SHORT TASK:
Below are some records: retype them all exactly, but not the pictures.

INPUT RECORDS:

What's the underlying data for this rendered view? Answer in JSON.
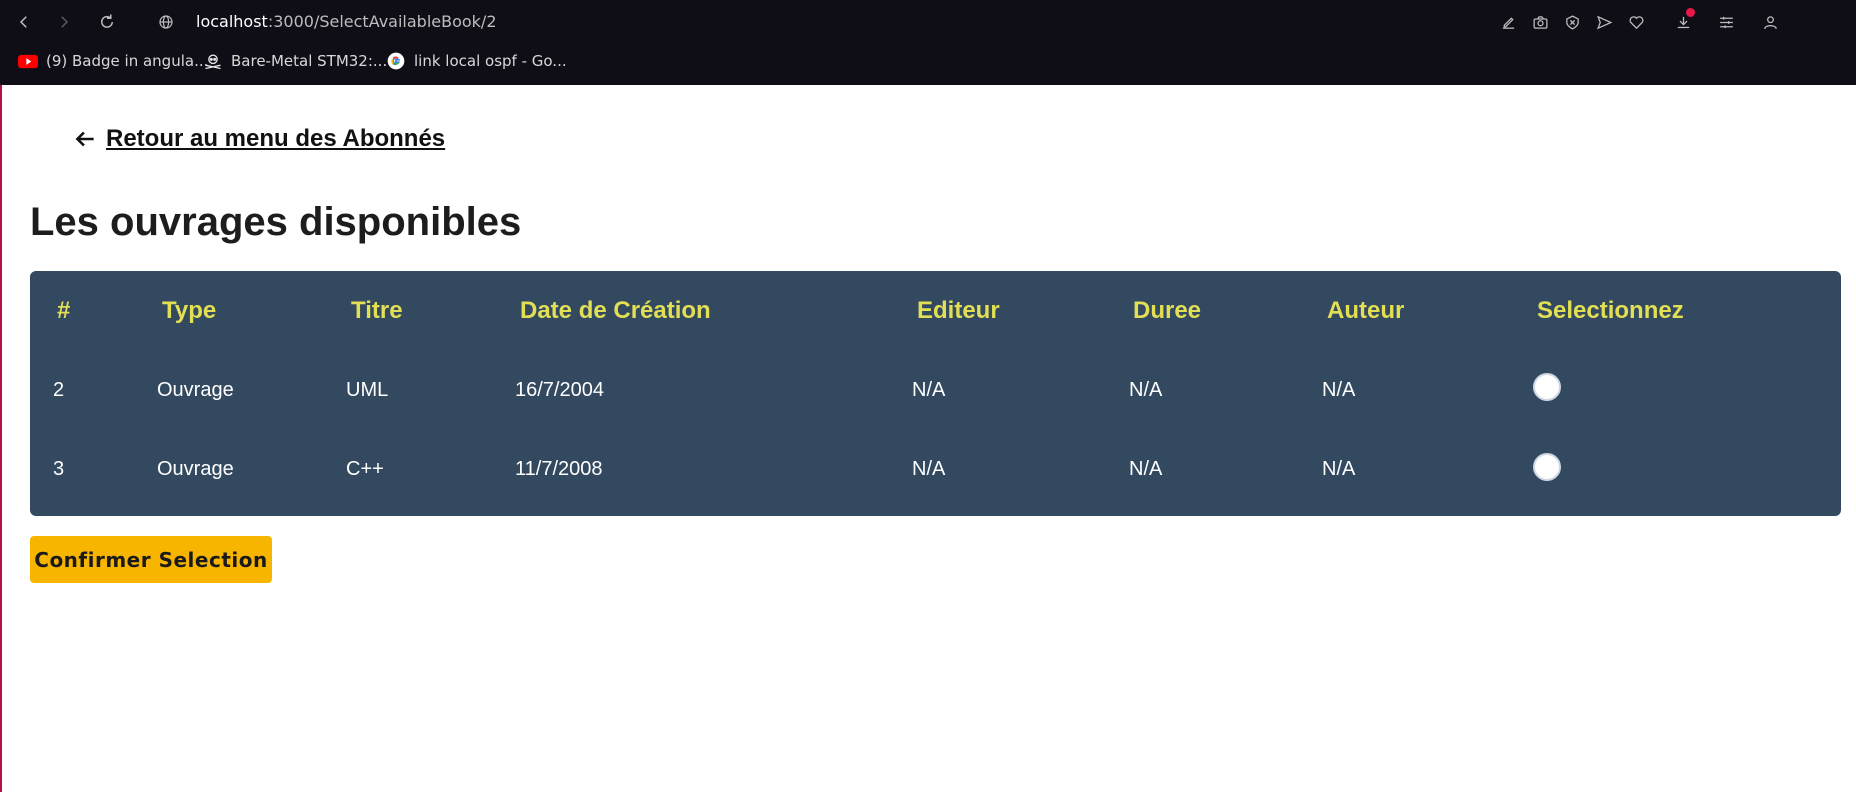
{
  "browser": {
    "url_host": "localhost",
    "url_path": ":3000/SelectAvailableBook/2",
    "bookmarks": [
      {
        "label": "(9) Badge in angula...",
        "icon": "youtube-icon"
      },
      {
        "label": "Bare-Metal STM32:...",
        "icon": "skull-crossbones-icon"
      },
      {
        "label": "link local ospf - Go...",
        "icon": "google-icon"
      }
    ]
  },
  "page": {
    "back_label": " Retour au menu des Abonnés",
    "title": "Les ouvrages disponibles",
    "confirm_label": "Confirmer Selection"
  },
  "table": {
    "headers": [
      "#",
      "Type",
      "Titre",
      "Date de Création",
      "Editeur",
      "Duree",
      "Auteur",
      "Selectionnez"
    ],
    "rows": [
      {
        "id": "2",
        "type": "Ouvrage",
        "titre": "UML",
        "date": "16/7/2004",
        "editeur": "N/A",
        "duree": "N/A",
        "auteur": "N/A"
      },
      {
        "id": "3",
        "type": "Ouvrage",
        "titre": "C++",
        "date": "11/7/2008",
        "editeur": "N/A",
        "duree": "N/A",
        "auteur": "N/A"
      }
    ]
  },
  "colors": {
    "table_bg": "#334960",
    "header_text": "#e2df54",
    "button_bg": "#f8b500",
    "chrome_bg": "#0f0e17"
  }
}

EXERCISE OUTPUT:
What's the underlying data for this rendered view? Answer in JSON.
{
  "browser": {
    "url_host": "localhost",
    "url_path": ":3000/SelectAvailableBook/2",
    "bookmarks": [
      {
        "label": "(9) Badge in angula...",
        "icon": "youtube-icon"
      },
      {
        "label": "Bare-Metal STM32:...",
        "icon": "skull-crossbones-icon"
      },
      {
        "label": "link local ospf - Go...",
        "icon": "google-icon"
      }
    ]
  },
  "page": {
    "back_label": " Retour au menu des Abonnés",
    "title": "Les ouvrages disponibles",
    "confirm_label": "Confirmer Selection"
  },
  "table": {
    "headers": [
      "#",
      "Type",
      "Titre",
      "Date de Création",
      "Editeur",
      "Duree",
      "Auteur",
      "Selectionnez"
    ],
    "rows": [
      {
        "id": "2",
        "type": "Ouvrage",
        "titre": "UML",
        "date": "16/7/2004",
        "editeur": "N/A",
        "duree": "N/A",
        "auteur": "N/A"
      },
      {
        "id": "3",
        "type": "Ouvrage",
        "titre": "C++",
        "date": "11/7/2008",
        "editeur": "N/A",
        "duree": "N/A",
        "auteur": "N/A"
      }
    ]
  },
  "colors": {
    "table_bg": "#334960",
    "header_text": "#e2df54",
    "button_bg": "#f8b500",
    "chrome_bg": "#0f0e17"
  }
}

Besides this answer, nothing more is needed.